--- Given data ---
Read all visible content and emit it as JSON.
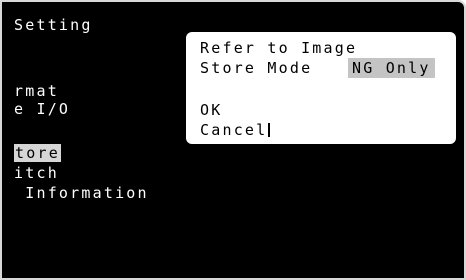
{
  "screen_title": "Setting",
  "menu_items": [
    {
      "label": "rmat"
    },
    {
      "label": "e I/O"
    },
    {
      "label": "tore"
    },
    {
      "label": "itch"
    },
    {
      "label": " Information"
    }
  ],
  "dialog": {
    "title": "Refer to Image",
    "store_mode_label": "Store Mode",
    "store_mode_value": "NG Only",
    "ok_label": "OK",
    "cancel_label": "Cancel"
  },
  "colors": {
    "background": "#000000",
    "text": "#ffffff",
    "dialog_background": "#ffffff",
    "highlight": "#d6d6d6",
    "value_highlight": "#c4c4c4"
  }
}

---

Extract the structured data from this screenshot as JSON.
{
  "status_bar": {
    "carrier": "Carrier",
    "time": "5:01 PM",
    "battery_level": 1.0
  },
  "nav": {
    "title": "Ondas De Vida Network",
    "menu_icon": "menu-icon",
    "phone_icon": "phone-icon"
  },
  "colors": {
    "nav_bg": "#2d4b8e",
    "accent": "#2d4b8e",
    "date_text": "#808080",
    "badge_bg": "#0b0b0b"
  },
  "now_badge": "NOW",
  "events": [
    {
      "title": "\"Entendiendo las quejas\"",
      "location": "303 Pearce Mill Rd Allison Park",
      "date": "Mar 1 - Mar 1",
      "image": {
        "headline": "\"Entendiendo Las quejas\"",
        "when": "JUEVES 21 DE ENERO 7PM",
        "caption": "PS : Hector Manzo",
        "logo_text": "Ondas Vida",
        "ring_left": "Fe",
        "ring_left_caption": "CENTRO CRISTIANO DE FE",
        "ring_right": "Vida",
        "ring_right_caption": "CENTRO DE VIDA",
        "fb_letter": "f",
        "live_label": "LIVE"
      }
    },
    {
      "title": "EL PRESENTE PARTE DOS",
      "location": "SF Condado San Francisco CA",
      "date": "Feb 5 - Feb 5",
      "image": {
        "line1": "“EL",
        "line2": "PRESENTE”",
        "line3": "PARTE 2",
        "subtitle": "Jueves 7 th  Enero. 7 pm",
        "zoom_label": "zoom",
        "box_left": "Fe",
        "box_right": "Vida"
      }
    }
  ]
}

* * *

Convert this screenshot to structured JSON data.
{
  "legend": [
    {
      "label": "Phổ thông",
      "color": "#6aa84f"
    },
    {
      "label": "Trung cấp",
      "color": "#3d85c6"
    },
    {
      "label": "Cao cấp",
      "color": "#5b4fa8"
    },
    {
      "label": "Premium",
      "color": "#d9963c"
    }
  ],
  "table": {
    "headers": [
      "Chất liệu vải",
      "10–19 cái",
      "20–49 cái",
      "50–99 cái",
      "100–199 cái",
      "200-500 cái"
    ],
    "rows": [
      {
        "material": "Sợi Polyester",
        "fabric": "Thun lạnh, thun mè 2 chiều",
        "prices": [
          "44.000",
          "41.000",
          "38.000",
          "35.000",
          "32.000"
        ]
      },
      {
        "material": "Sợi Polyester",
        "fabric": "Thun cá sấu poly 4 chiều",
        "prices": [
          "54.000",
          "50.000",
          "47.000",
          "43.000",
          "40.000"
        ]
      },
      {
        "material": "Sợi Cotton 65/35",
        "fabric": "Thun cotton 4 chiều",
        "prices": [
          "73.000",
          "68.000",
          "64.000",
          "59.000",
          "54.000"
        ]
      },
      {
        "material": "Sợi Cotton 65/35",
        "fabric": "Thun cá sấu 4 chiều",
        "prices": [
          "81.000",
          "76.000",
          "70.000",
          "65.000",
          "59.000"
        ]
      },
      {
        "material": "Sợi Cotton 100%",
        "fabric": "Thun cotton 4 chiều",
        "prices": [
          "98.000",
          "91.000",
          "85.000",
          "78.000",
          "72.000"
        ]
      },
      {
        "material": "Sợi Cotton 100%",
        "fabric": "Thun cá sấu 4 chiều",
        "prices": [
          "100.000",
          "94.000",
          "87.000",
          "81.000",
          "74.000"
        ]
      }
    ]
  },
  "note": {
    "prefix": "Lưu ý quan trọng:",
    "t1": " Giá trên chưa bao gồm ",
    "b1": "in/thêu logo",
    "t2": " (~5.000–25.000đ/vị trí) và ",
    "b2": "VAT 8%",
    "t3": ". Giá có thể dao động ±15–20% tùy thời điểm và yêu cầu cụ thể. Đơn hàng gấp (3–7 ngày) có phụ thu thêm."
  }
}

--- Instructions for the task ---
Select every line where the word "this" occurs.

--- Worked solution ---
Extract the structured data from this screenshot as JSON.
Convert this screenshot to structured JSON data.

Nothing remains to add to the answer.